**SHORT PROBLEM**
Exactly reproduce each line of the listing that follows.

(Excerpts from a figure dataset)
○ ○ ○
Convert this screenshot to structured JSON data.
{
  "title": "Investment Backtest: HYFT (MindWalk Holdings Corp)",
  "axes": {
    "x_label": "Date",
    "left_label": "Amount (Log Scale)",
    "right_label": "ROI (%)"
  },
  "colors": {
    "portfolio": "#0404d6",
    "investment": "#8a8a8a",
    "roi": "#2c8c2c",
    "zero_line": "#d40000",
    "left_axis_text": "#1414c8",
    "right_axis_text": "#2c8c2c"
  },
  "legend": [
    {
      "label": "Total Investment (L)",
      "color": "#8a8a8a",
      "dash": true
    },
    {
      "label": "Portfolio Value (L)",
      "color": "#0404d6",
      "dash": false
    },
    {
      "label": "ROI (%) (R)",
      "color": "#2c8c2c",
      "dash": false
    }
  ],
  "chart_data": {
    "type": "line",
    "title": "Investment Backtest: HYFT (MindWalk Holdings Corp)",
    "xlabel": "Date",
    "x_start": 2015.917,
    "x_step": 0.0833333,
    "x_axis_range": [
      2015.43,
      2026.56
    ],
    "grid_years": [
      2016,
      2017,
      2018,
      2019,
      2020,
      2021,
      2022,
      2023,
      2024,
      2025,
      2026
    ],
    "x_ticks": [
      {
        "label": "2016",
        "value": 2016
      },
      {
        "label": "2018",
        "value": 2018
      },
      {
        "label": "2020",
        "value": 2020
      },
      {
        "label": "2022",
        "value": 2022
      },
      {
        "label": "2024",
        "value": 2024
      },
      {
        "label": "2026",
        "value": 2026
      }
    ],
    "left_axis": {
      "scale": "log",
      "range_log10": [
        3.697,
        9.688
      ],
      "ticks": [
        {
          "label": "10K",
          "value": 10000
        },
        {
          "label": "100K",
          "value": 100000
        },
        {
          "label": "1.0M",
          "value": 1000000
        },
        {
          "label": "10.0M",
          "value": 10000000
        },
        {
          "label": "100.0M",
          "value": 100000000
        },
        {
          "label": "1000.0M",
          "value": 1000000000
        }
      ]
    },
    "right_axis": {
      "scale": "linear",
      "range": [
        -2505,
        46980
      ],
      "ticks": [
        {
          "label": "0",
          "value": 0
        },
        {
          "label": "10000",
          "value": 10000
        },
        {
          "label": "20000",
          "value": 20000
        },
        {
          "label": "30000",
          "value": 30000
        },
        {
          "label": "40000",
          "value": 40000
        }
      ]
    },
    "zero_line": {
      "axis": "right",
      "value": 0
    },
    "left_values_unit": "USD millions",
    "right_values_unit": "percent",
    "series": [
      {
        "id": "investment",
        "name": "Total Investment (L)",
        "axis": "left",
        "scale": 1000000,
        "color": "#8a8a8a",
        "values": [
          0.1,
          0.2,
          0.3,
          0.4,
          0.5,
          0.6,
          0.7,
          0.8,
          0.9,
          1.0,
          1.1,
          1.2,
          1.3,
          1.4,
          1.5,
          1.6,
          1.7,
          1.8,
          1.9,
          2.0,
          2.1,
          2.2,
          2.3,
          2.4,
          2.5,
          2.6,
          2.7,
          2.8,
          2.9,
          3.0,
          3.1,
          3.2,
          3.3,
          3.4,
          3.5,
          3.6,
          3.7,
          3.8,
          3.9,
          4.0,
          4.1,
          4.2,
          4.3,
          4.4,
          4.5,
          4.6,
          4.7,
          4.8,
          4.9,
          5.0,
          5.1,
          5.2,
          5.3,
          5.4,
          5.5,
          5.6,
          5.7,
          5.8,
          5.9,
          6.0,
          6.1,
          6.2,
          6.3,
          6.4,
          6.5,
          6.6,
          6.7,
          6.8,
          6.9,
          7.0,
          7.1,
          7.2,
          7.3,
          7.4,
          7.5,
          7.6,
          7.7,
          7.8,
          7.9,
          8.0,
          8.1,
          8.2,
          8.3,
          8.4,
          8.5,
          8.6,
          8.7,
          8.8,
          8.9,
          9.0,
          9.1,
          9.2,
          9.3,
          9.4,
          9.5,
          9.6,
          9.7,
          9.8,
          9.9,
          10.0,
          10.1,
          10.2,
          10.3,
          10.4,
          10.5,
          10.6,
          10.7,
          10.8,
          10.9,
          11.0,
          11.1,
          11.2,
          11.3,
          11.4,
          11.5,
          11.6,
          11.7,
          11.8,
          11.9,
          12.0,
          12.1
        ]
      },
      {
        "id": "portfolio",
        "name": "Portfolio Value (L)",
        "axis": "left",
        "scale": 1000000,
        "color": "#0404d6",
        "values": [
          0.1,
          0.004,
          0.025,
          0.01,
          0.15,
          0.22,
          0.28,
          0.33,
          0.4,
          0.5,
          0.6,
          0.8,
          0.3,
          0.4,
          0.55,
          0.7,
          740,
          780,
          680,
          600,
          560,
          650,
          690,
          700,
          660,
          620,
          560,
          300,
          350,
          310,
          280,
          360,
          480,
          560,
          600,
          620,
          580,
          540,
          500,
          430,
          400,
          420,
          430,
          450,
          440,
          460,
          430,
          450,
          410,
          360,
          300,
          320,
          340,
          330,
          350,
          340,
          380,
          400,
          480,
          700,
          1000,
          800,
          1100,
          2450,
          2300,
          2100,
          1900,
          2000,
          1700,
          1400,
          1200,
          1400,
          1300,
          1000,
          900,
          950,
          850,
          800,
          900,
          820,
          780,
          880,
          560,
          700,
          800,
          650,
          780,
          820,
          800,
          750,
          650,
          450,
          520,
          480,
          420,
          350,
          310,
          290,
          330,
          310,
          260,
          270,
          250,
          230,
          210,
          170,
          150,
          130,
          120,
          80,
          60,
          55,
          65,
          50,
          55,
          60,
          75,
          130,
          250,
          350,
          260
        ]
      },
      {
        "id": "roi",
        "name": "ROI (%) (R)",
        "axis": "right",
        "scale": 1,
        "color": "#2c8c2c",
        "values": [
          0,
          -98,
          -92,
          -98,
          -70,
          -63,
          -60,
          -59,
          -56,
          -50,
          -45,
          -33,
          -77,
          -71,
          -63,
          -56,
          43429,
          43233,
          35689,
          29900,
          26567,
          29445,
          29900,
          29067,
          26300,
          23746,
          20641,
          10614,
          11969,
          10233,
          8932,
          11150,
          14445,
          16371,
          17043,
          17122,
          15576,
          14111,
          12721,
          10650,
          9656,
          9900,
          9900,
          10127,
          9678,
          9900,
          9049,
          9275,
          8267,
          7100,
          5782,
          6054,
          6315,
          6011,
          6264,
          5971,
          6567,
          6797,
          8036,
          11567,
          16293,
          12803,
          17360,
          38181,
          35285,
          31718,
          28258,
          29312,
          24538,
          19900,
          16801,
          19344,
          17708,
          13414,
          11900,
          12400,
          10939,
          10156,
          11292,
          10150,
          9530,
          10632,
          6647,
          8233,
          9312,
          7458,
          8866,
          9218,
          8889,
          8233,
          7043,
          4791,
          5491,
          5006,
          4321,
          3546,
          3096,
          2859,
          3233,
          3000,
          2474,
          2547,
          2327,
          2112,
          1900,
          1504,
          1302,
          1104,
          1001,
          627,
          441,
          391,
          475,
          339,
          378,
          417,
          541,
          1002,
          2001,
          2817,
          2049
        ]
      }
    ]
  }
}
○ ○ ○
**RESULT BELOW**
Convert this screenshot to structured JSON data.
{
  "title": "Investment Backtest: HYFT (MindWalk Holdings Corp)",
  "axes": {
    "x_label": "Date",
    "left_label": "Amount (Log Scale)",
    "right_label": "ROI (%)"
  },
  "colors": {
    "portfolio": "#0404d6",
    "investment": "#8a8a8a",
    "roi": "#2c8c2c",
    "zero_line": "#d40000",
    "left_axis_text": "#1414c8",
    "right_axis_text": "#2c8c2c"
  },
  "legend": [
    {
      "label": "Total Investment (L)",
      "color": "#8a8a8a",
      "dash": true
    },
    {
      "label": "Portfolio Value (L)",
      "color": "#0404d6",
      "dash": false
    },
    {
      "label": "ROI (%) (R)",
      "color": "#2c8c2c",
      "dash": false
    }
  ],
  "chart_data": {
    "type": "line",
    "title": "Investment Backtest: HYFT (MindWalk Holdings Corp)",
    "xlabel": "Date",
    "x_start": 2015.917,
    "x_step": 0.0833333,
    "x_axis_range": [
      2015.43,
      2026.56
    ],
    "grid_years": [
      2016,
      2017,
      2018,
      2019,
      2020,
      2021,
      2022,
      2023,
      2024,
      2025,
      2026
    ],
    "x_ticks": [
      {
        "label": "2016",
        "value": 2016
      },
      {
        "label": "2018",
        "value": 2018
      },
      {
        "label": "2020",
        "value": 2020
      },
      {
        "label": "2022",
        "value": 2022
      },
      {
        "label": "2024",
        "value": 2024
      },
      {
        "label": "2026",
        "value": 2026
      }
    ],
    "left_axis": {
      "scale": "log",
      "range_log10": [
        3.697,
        9.688
      ],
      "ticks": [
        {
          "label": "10K",
          "value": 10000
        },
        {
          "label": "100K",
          "value": 100000
        },
        {
          "label": "1.0M",
          "value": 1000000
        },
        {
          "label": "10.0M",
          "value": 10000000
        },
        {
          "label": "100.0M",
          "value": 100000000
        },
        {
          "label": "1000.0M",
          "value": 1000000000
        }
      ]
    },
    "right_axis": {
      "scale": "linear",
      "range": [
        -2505,
        46980
      ],
      "ticks": [
        {
          "label": "0",
          "value": 0
        },
        {
          "label": "10000",
          "value": 10000
        },
        {
          "label": "20000",
          "value": 20000
        },
        {
          "label": "30000",
          "value": 30000
        },
        {
          "label": "40000",
          "value": 40000
        }
      ]
    },
    "zero_line": {
      "axis": "right",
      "value": 0
    },
    "left_values_unit": "USD millions",
    "right_values_unit": "percent",
    "series": [
      {
        "id": "investment",
        "name": "Total Investment (L)",
        "axis": "left",
        "scale": 1000000,
        "color": "#8a8a8a",
        "values": [
          0.1,
          0.2,
          0.3,
          0.4,
          0.5,
          0.6,
          0.7,
          0.8,
          0.9,
          1.0,
          1.1,
          1.2,
          1.3,
          1.4,
          1.5,
          1.6,
          1.7,
          1.8,
          1.9,
          2.0,
          2.1,
          2.2,
          2.3,
          2.4,
          2.5,
          2.6,
          2.7,
          2.8,
          2.9,
          3.0,
          3.1,
          3.2,
          3.3,
          3.4,
          3.5,
          3.6,
          3.7,
          3.8,
          3.9,
          4.0,
          4.1,
          4.2,
          4.3,
          4.4,
          4.5,
          4.6,
          4.7,
          4.8,
          4.9,
          5.0,
          5.1,
          5.2,
          5.3,
          5.4,
          5.5,
          5.6,
          5.7,
          5.8,
          5.9,
          6.0,
          6.1,
          6.2,
          6.3,
          6.4,
          6.5,
          6.6,
          6.7,
          6.8,
          6.9,
          7.0,
          7.1,
          7.2,
          7.3,
          7.4,
          7.5,
          7.6,
          7.7,
          7.8,
          7.9,
          8.0,
          8.1,
          8.2,
          8.3,
          8.4,
          8.5,
          8.6,
          8.7,
          8.8,
          8.9,
          9.0,
          9.1,
          9.2,
          9.3,
          9.4,
          9.5,
          9.6,
          9.7,
          9.8,
          9.9,
          10.0,
          10.1,
          10.2,
          10.3,
          10.4,
          10.5,
          10.6,
          10.7,
          10.8,
          10.9,
          11.0,
          11.1,
          11.2,
          11.3,
          11.4,
          11.5,
          11.6,
          11.7,
          11.8,
          11.9,
          12.0,
          12.1
        ]
      },
      {
        "id": "portfolio",
        "name": "Portfolio Value (L)",
        "axis": "left",
        "scale": 1000000,
        "color": "#0404d6",
        "values": [
          0.1,
          0.004,
          0.025,
          0.01,
          0.15,
          0.22,
          0.28,
          0.33,
          0.4,
          0.5,
          0.6,
          0.8,
          0.3,
          0.4,
          0.55,
          0.7,
          740,
          780,
          680,
          600,
          560,
          650,
          690,
          700,
          660,
          620,
          560,
          300,
          350,
          310,
          280,
          360,
          480,
          560,
          600,
          620,
          580,
          540,
          500,
          430,
          400,
          420,
          430,
          450,
          440,
          460,
          430,
          450,
          410,
          360,
          300,
          320,
          340,
          330,
          350,
          340,
          380,
          400,
          480,
          700,
          1000,
          800,
          1100,
          2450,
          2300,
          2100,
          1900,
          2000,
          1700,
          1400,
          1200,
          1400,
          1300,
          1000,
          900,
          950,
          850,
          800,
          900,
          820,
          780,
          880,
          560,
          700,
          800,
          650,
          780,
          820,
          800,
          750,
          650,
          450,
          520,
          480,
          420,
          350,
          310,
          290,
          330,
          310,
          260,
          270,
          250,
          230,
          210,
          170,
          150,
          130,
          120,
          80,
          60,
          55,
          65,
          50,
          55,
          60,
          75,
          130,
          250,
          350,
          260
        ]
      },
      {
        "id": "roi",
        "name": "ROI (%) (R)",
        "axis": "right",
        "scale": 1,
        "color": "#2c8c2c",
        "values": [
          0,
          -98,
          -92,
          -98,
          -70,
          -63,
          -60,
          -59,
          -56,
          -50,
          -45,
          -33,
          -77,
          -71,
          -63,
          -56,
          43429,
          43233,
          35689,
          29900,
          26567,
          29445,
          29900,
          29067,
          26300,
          23746,
          20641,
          10614,
          11969,
          10233,
          8932,
          11150,
          14445,
          16371,
          17043,
          17122,
          15576,
          14111,
          12721,
          10650,
          9656,
          9900,
          9900,
          10127,
          9678,
          9900,
          9049,
          9275,
          8267,
          7100,
          5782,
          6054,
          6315,
          6011,
          6264,
          5971,
          6567,
          6797,
          8036,
          11567,
          16293,
          12803,
          17360,
          38181,
          35285,
          31718,
          28258,
          29312,
          24538,
          19900,
          16801,
          19344,
          17708,
          13414,
          11900,
          12400,
          10939,
          10156,
          11292,
          10150,
          9530,
          10632,
          6647,
          8233,
          9312,
          7458,
          8866,
          9218,
          8889,
          8233,
          7043,
          4791,
          5491,
          5006,
          4321,
          3546,
          3096,
          2859,
          3233,
          3000,
          2474,
          2547,
          2327,
          2112,
          1900,
          1504,
          1302,
          1104,
          1001,
          627,
          441,
          391,
          475,
          339,
          378,
          417,
          541,
          1002,
          2001,
          2817,
          2049
        ]
      }
    ]
  }
}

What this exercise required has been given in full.